===== Items

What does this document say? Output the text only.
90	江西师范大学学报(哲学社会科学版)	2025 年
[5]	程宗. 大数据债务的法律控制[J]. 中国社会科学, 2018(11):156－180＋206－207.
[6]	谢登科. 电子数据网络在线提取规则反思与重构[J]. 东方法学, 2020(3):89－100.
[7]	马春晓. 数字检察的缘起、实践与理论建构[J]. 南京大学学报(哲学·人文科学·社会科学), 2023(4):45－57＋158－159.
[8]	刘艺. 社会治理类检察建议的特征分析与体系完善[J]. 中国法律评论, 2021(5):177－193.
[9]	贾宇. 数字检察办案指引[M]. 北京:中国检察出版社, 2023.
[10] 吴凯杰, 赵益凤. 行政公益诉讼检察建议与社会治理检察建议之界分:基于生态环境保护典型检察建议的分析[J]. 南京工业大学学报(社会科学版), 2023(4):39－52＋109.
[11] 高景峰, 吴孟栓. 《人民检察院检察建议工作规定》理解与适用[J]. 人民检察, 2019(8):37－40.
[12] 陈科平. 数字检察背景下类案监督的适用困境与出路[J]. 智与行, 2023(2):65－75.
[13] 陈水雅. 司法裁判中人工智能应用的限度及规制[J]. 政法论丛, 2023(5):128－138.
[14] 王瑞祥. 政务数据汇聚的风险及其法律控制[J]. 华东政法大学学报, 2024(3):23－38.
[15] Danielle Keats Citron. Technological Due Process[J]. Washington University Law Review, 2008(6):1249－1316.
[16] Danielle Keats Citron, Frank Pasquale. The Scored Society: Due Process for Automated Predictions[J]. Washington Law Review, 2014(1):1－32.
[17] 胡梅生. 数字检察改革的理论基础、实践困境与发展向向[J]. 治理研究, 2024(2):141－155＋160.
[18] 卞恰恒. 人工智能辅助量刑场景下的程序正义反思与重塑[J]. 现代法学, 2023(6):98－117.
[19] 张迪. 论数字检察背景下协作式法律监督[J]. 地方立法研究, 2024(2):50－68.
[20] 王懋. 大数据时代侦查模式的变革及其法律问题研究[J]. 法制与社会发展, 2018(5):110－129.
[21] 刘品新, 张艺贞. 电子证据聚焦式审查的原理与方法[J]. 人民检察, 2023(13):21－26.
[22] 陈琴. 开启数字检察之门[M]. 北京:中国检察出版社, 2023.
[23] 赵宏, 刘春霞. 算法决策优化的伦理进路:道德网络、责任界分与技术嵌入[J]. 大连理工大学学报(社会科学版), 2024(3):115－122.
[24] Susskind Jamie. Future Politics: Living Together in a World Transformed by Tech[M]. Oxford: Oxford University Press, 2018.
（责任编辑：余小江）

==========

Exactly reproduce every line found in the records.

What does this document say? Output the text only.
90	江西师范大学学报(哲学社会科学版)	2025 年
[5]	程宗. 大数据债务的法律控制[J]. 中国社会科学, 2018(11):156－180＋206－207.
[6]	谢登科. 电子数据网络在线提取规则反思与重构[J]. 东方法学, 2020(3):89－100.
[7]	马春晓. 数字检察的缘起、实践与理论建构[J]. 南京大学学报(哲学·人文科学·社会科学), 2023(4):45－57＋158－159.
[8]	刘艺. 社会治理类检察建议的特征分析与体系完善[J]. 中国法律评论, 2021(5):177－193.
[9]	贾宇. 数字检察办案指引[M]. 北京:中国检察出版社, 2023.
[10] 吴凯杰, 赵益凤. 行政公益诉讼检察建议与社会治理检察建议之界分:基于生态环境保护典型检察建议的分析[J]. 南京工业大学学报(社会科学版), 2023(4):39－52＋109.
[11] 高景峰, 吴孟栓. 《人民检察院检察建议工作规定》理解与适用[J]. 人民检察, 2019(8):37－40.
[12] 陈科平. 数字检察背景下类案监督的适用困境与出路[J]. 智与行, 2023(2):65－75.
[13] 陈水雅. 司法裁判中人工智能应用的限度及规制[J]. 政法论丛, 2023(5):128－138.
[14] 王瑞祥. 政务数据汇聚的风险及其法律控制[J]. 华东政法大学学报, 2024(3):23－38.
[15] Danielle Keats Citron. Technological Due Process[J]. Washington University Law Review, 2008(6):1249－1316.
[16] Danielle Keats Citron, Frank Pasquale. The Scored Society: Due Process for Automated Predictions[J]. Washington Law Review, 2014(1):1－32.
[17] 胡梅生. 数字检察改革的理论基础、实践困境与发展向向[J]. 治理研究, 2024(2):141－155＋160.
[18] 卞恰恒. 人工智能辅助量刑场景下的程序正义反思与重塑[J]. 现代法学, 2023(6):98－117.
[19] 张迪. 论数字检察背景下协作式法律监督[J]. 地方立法研究, 2024(2):50－68.
[20] 王懋. 大数据时代侦查模式的变革及其法律问题研究[J]. 法制与社会发展, 2018(5):110－129.
[21] 刘品新, 张艺贞. 电子证据聚焦式审查的原理与方法[J]. 人民检察, 2023(13):21－26.
[22] 陈琴. 开启数字检察之门[M]. 北京:中国检察出版社, 2023.
[23] 赵宏, 刘春霞. 算法决策优化的伦理进路:道德网络、责任界分与技术嵌入[J]. 大连理工大学学报(社会科学版), 2024(3):115－122.
[24] Susskind Jamie. Future Politics: Living Together in a World Transformed by Tech[M]. Oxford: Oxford University Press, 2018.
（责任编辑：余小江）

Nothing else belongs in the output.